Problem to work on »
Report each line below that contains the string "with", copying every such line in full.
━━━ Data for this exercise ━━━
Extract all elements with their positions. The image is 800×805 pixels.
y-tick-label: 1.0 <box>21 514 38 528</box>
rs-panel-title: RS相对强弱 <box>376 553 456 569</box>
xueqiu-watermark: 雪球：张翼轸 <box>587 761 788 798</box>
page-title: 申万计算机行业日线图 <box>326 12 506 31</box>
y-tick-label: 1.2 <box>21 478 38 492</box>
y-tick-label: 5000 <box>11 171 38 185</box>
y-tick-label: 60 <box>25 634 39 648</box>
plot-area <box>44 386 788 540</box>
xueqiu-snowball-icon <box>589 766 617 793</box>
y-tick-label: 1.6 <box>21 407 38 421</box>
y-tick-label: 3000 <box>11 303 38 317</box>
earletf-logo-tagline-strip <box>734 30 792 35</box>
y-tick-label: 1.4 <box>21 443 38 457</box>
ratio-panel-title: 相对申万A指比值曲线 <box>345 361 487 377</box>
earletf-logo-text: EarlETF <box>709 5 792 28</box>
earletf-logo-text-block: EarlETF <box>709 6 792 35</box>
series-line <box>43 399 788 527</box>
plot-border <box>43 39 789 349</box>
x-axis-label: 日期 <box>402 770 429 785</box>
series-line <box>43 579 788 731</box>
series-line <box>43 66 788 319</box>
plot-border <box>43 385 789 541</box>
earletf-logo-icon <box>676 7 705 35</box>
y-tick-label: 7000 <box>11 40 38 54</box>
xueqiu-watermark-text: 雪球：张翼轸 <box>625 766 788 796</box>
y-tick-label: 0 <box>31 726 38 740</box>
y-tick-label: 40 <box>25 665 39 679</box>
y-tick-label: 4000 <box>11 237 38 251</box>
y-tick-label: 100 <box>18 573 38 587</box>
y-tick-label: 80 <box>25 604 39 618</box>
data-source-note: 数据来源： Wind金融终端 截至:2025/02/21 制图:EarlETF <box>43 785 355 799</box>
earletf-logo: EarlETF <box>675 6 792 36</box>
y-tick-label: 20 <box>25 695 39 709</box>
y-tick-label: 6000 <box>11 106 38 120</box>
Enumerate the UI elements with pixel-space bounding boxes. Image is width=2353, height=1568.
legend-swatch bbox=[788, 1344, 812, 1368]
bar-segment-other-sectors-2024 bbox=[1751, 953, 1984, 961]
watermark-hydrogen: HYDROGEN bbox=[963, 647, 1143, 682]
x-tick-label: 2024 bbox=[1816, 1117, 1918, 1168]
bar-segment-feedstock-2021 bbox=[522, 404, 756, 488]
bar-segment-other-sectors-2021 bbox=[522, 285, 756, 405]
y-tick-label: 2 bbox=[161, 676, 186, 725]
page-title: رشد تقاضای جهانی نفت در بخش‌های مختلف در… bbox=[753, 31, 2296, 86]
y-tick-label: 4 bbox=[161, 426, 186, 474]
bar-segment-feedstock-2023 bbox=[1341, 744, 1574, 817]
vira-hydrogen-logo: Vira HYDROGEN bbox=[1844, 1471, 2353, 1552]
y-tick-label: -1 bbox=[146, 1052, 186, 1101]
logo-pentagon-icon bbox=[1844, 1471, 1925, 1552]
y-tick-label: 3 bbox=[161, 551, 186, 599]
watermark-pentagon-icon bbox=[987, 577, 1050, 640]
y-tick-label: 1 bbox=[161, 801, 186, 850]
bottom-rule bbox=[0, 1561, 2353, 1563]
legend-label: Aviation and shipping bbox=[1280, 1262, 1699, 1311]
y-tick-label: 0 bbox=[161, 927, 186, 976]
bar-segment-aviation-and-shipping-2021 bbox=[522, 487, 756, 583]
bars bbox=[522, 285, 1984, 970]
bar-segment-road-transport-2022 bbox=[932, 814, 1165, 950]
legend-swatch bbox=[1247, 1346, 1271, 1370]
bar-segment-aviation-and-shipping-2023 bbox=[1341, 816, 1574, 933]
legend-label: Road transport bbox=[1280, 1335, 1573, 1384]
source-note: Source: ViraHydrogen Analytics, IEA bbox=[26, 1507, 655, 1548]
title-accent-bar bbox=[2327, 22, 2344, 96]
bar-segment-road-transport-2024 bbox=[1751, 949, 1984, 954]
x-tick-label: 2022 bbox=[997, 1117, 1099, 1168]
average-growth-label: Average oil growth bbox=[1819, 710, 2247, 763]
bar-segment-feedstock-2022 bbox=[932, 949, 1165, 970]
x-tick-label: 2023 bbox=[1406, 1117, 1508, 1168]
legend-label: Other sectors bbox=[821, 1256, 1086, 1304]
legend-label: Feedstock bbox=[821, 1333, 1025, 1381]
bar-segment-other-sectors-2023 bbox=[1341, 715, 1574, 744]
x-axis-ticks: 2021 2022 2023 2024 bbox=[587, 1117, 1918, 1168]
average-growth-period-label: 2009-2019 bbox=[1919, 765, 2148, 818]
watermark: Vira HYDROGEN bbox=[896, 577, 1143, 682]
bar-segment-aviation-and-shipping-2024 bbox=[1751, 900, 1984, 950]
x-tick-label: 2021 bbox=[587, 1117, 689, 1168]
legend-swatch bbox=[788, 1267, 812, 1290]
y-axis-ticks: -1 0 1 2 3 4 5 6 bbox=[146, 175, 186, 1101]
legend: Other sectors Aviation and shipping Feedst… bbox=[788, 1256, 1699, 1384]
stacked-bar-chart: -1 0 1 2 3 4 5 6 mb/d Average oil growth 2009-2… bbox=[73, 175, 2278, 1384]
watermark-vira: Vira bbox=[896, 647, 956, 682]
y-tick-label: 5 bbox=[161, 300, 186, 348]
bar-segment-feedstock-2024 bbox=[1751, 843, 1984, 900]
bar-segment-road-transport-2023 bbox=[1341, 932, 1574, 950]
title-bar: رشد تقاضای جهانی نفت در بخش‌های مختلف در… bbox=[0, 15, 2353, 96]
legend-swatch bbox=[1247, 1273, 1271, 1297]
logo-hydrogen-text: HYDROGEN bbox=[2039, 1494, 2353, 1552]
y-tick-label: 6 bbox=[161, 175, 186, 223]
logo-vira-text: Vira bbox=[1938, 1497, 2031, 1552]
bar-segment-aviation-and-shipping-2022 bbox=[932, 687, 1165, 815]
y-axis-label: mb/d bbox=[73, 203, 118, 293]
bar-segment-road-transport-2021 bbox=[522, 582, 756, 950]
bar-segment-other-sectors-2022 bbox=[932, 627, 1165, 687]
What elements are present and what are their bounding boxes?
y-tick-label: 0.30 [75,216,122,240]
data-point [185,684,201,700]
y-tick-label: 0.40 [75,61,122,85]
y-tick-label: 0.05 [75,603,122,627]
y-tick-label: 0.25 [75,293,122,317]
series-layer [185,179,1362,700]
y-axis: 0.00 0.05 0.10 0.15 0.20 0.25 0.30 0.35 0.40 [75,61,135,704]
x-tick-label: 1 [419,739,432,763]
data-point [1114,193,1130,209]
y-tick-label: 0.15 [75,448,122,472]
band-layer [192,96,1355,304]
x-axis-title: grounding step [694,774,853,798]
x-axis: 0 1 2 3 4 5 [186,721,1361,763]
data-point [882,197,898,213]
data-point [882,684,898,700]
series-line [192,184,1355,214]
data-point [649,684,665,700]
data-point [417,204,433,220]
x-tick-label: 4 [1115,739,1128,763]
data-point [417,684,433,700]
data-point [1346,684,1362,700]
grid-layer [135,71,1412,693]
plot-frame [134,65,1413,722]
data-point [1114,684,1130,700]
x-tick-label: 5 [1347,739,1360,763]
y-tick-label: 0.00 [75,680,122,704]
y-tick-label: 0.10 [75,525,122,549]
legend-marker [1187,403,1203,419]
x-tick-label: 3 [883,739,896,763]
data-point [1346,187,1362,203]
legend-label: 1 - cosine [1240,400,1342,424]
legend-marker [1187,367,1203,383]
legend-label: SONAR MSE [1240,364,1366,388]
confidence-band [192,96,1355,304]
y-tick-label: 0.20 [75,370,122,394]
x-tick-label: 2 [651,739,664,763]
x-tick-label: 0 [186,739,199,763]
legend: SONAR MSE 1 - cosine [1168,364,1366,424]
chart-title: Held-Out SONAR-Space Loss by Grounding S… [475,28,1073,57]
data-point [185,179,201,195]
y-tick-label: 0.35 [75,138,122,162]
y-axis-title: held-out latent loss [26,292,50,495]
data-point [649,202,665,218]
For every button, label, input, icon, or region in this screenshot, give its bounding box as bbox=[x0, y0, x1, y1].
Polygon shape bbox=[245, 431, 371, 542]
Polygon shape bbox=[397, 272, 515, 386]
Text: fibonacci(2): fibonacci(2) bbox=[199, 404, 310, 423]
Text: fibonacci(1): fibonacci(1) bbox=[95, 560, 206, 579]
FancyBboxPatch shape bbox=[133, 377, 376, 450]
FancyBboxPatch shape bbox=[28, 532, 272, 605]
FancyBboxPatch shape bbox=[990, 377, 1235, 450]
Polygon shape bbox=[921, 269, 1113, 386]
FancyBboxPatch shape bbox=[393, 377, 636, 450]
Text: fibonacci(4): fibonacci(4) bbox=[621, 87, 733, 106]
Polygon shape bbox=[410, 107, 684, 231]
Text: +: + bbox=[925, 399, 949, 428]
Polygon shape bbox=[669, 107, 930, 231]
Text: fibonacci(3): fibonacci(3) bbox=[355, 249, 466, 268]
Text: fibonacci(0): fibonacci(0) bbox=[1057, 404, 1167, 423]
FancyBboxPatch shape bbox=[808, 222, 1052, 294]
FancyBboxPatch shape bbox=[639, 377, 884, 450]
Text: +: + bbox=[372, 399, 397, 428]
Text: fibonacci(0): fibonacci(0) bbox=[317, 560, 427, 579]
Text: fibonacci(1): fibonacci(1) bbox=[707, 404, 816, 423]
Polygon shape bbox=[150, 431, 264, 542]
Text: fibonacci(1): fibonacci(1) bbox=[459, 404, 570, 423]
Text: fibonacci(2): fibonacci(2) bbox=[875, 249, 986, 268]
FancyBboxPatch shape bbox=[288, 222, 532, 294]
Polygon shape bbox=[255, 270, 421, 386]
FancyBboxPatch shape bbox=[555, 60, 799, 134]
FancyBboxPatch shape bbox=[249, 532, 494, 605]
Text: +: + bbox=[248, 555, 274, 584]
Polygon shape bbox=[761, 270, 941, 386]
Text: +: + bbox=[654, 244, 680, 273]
━━━
Exercise solution »
Extract all elements with their positions. The image is 800×805 pixels.
Enumerate the UI elements with pixel-space bounding boxes. Image is width=2353, height=1568.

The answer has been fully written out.